══ Raw records

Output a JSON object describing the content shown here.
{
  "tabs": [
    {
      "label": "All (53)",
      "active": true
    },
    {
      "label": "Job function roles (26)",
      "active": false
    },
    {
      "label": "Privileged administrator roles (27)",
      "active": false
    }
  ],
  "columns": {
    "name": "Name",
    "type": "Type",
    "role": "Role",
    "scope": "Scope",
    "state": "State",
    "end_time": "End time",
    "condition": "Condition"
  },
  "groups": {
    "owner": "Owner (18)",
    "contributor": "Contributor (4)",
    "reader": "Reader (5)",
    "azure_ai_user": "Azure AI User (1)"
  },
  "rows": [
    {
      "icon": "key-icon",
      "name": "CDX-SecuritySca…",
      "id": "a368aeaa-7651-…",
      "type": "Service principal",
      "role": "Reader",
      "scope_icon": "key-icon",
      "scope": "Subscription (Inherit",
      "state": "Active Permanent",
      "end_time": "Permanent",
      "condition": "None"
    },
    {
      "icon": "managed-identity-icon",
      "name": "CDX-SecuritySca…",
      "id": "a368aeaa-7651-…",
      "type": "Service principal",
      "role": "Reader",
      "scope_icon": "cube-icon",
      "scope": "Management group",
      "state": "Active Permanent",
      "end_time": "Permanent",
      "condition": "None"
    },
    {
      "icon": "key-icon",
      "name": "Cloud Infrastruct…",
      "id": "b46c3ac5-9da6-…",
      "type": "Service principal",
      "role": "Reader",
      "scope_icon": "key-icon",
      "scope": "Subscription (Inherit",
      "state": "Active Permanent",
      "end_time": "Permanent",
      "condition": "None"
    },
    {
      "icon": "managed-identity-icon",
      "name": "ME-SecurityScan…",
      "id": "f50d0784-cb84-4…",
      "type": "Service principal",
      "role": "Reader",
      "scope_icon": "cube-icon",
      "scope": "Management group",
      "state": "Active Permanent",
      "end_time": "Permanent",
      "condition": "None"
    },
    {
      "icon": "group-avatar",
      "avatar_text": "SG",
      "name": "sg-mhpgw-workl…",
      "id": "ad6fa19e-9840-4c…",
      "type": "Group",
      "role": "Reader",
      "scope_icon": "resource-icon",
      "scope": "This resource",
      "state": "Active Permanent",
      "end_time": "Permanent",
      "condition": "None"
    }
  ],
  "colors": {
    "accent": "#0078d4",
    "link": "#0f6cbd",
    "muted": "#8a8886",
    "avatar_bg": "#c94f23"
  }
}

════

== What the task requires ==
Output all preceding records character for character.

== Exercise result ==
Output a JSON object describing the content shown here.
{
  "tabs": [
    {
      "label": "All (53)",
      "active": true
    },
    {
      "label": "Job function roles (26)",
      "active": false
    },
    {
      "label": "Privileged administrator roles (27)",
      "active": false
    }
  ],
  "columns": {
    "name": "Name",
    "type": "Type",
    "role": "Role",
    "scope": "Scope",
    "state": "State",
    "end_time": "End time",
    "condition": "Condition"
  },
  "groups": {
    "owner": "Owner (18)",
    "contributor": "Contributor (4)",
    "reader": "Reader (5)",
    "azure_ai_user": "Azure AI User (1)"
  },
  "rows": [
    {
      "icon": "key-icon",
      "name": "CDX-SecuritySca…",
      "id": "a368aeaa-7651-…",
      "type": "Service principal",
      "role": "Reader",
      "scope_icon": "key-icon",
      "scope": "Subscription (Inherit",
      "state": "Active Permanent",
      "end_time": "Permanent",
      "condition": "None"
    },
    {
      "icon": "managed-identity-icon",
      "name": "CDX-SecuritySca…",
      "id": "a368aeaa-7651-…",
      "type": "Service principal",
      "role": "Reader",
      "scope_icon": "cube-icon",
      "scope": "Management group",
      "state": "Active Permanent",
      "end_time": "Permanent",
      "condition": "None"
    },
    {
      "icon": "key-icon",
      "name": "Cloud Infrastruct…",
      "id": "b46c3ac5-9da6-…",
      "type": "Service principal",
      "role": "Reader",
      "scope_icon": "key-icon",
      "scope": "Subscription (Inherit",
      "state": "Active Permanent",
      "end_time": "Permanent",
      "condition": "None"
    },
    {
      "icon": "managed-identity-icon",
      "name": "ME-SecurityScan…",
      "id": "f50d0784-cb84-4…",
      "type": "Service principal",
      "role": "Reader",
      "scope_icon": "cube-icon",
      "scope": "Management group",
      "state": "Active Permanent",
      "end_time": "Permanent",
      "condition": "None"
    },
    {
      "icon": "group-avatar",
      "avatar_text": "SG",
      "name": "sg-mhpgw-workl…",
      "id": "ad6fa19e-9840-4c…",
      "type": "Group",
      "role": "Reader",
      "scope_icon": "resource-icon",
      "scope": "This resource",
      "state": "Active Permanent",
      "end_time": "Permanent",
      "condition": "None"
    }
  ],
  "colors": {
    "accent": "#0078d4",
    "link": "#0f6cbd",
    "muted": "#8a8886",
    "avatar_bg": "#c94f23"
  }
}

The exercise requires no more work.